— start of Extracted information —

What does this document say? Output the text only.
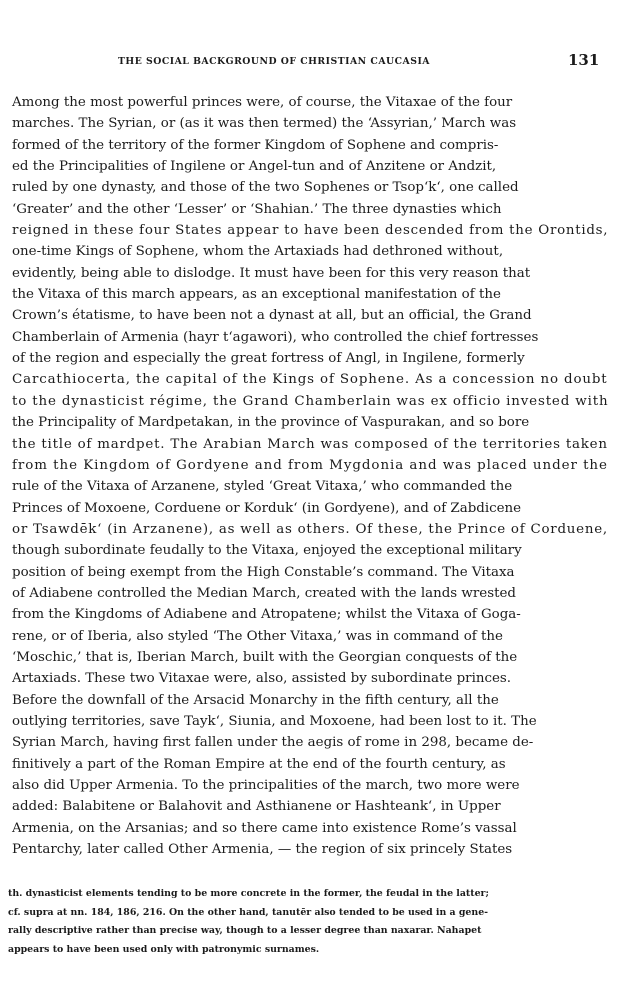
THE SOCIAL BACKGROUND OF CHRISTIAN CAUCASIA	131
Among the most powerful princes were, of course, the Vitaxae of the four
marches. The Syrian, or (as it was then termed) the ‘Assyrian,’ March was
formed of the territory of the former Kingdom of Sophene and compris-
ed the Principalities of Ingilene or Angel-tun and of Anzitene or Andzit,
ruled by one dynasty, and those of the two Sophenes or Tsop‘k‘, one called
‘Greater’ and the other ‘Lesser’ or ‘Shahian.’ The three dynasties which
reigned in these four States appear to have been descended from the Orontids,
one-time Kings of Sophene, whom the Artaxiads had dethroned without,
evidently, being able to dislodge. It must have been for this very reason that
the Vitaxa of this march appears, as an exceptional manifestation of the
Crown’s étatisme, to have been not a dynast at all, but an official, the Grand
Chamberlain of Armenia (hayr t‘agawori), who controlled the chief fortresses
of the region and especially the great fortress of Angl, in Ingilene, formerly
Carcathiocerta, the capital of the Kings of Sophene. As a concession no doubt
to the dynasticist régime, the Grand Chamberlain was ex officio invested with
the Principality of Mardpetakan, in the province of Vaspurakan, and so bore
the title of mardpet. The Arabian March was composed of the territories taken
from the Kingdom of Gordyene and from Mygdonia and was placed under the
rule of the Vitaxa of Arzanene, styled ‘Great Vitaxa,’ who commanded the
Princes of Moxoene, Corduene or Korduk‘ (in Gordyene), and of Zabdicene
or Tsawdēk‘ (in Arzanene), as well as others. Of these, the Prince of Corduene,
though subordinate feudally to the Vitaxa, enjoyed the exceptional military
position of being exempt from the High Constable’s command. The Vitaxa
of Adiabene controlled the Median March, created with the lands wrested
from the Kingdoms of Adiabene and Atropatene; whilst the Vitaxa of Goga-
rene, or of Iberia, also styled ‘The Other Vitaxa,’ was in command of the
‘Moschic,’ that is, Iberian March, built with the Georgian conquests of the
Artaxiads. These two Vitaxae were, also, assisted by subordinate princes.
Before the downfall of the Arsacid Monarchy in the fifth century, all the
outlying territories, save Tayk‘, Siunia, and Moxoene, had been lost to it. The
Syrian March, having first fallen under the aegis of rome in 298, became de-
finitively a part of the Roman Empire at the end of the fourth century, as
also did Upper Armenia. To the principalities of the march, two more were
added: Balabitene or Balahovit and Asthianene or Hashteank‘, in Upper
Armenia, on the Arsanias; and so there came into existence Rome’s vassal
Pentarchy, later called Other Armenia, — the region of six princely States
th. dynasticist elements tending to be more concrete in the former, the feudal in the latter;
cf. supra at nn. 184, 186, 216. On the other hand, tanutēr also tended to be used in a gene-
rally descriptive rather than precise way, though to a lesser degree than naxarar. Nahapet
appears to have been used only with patronymic surnames.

— end of Extracted information —

[Work to do] Pictures are excluded; copy every other part of the records exactly.

[Output]
What does this document say? Output the text only.
THE SOCIAL BACKGROUND OF CHRISTIAN CAUCASIA	131
Among the most powerful princes were, of course, the Vitaxae of the four
marches. The Syrian, or (as it was then termed) the ‘Assyrian,’ March was
formed of the territory of the former Kingdom of Sophene and compris-
ed the Principalities of Ingilene or Angel-tun and of Anzitene or Andzit,
ruled by one dynasty, and those of the two Sophenes or Tsop‘k‘, one called
‘Greater’ and the other ‘Lesser’ or ‘Shahian.’ The three dynasties which
reigned in these four States appear to have been descended from the Orontids,
one-time Kings of Sophene, whom the Artaxiads had dethroned without,
evidently, being able to dislodge. It must have been for this very reason that
the Vitaxa of this march appears, as an exceptional manifestation of the
Crown’s étatisme, to have been not a dynast at all, but an official, the Grand
Chamberlain of Armenia (hayr t‘agawori), who controlled the chief fortresses
of the region and especially the great fortress of Angl, in Ingilene, formerly
Carcathiocerta, the capital of the Kings of Sophene. As a concession no doubt
to the dynasticist régime, the Grand Chamberlain was ex officio invested with
the Principality of Mardpetakan, in the province of Vaspurakan, and so bore
the title of mardpet. The Arabian March was composed of the territories taken
from the Kingdom of Gordyene and from Mygdonia and was placed under the
rule of the Vitaxa of Arzanene, styled ‘Great Vitaxa,’ who commanded the
Princes of Moxoene, Corduene or Korduk‘ (in Gordyene), and of Zabdicene
or Tsawdēk‘ (in Arzanene), as well as others. Of these, the Prince of Corduene,
though subordinate feudally to the Vitaxa, enjoyed the exceptional military
position of being exempt from the High Constable’s command. The Vitaxa
of Adiabene controlled the Median March, created with the lands wrested
from the Kingdoms of Adiabene and Atropatene; whilst the Vitaxa of Goga-
rene, or of Iberia, also styled ‘The Other Vitaxa,’ was in command of the
‘Moschic,’ that is, Iberian March, built with the Georgian conquests of the
Artaxiads. These two Vitaxae were, also, assisted by subordinate princes.
Before the downfall of the Arsacid Monarchy in the fifth century, all the
outlying territories, save Tayk‘, Siunia, and Moxoene, had been lost to it. The
Syrian March, having first fallen under the aegis of rome in 298, became de-
finitively a part of the Roman Empire at the end of the fourth century, as
also did Upper Armenia. To the principalities of the march, two more were
added: Balabitene or Balahovit and Asthianene or Hashteank‘, in Upper
Armenia, on the Arsanias; and so there came into existence Rome’s vassal
Pentarchy, later called Other Armenia, — the region of six princely States
th. dynasticist elements tending to be more concrete in the former, the feudal in the latter;
cf. supra at nn. 184, 186, 216. On the other hand, tanutēr also tended to be used in a gene-
rally descriptive rather than precise way, though to a lesser degree than naxarar. Nahapet
appears to have been used only with patronymic surnames.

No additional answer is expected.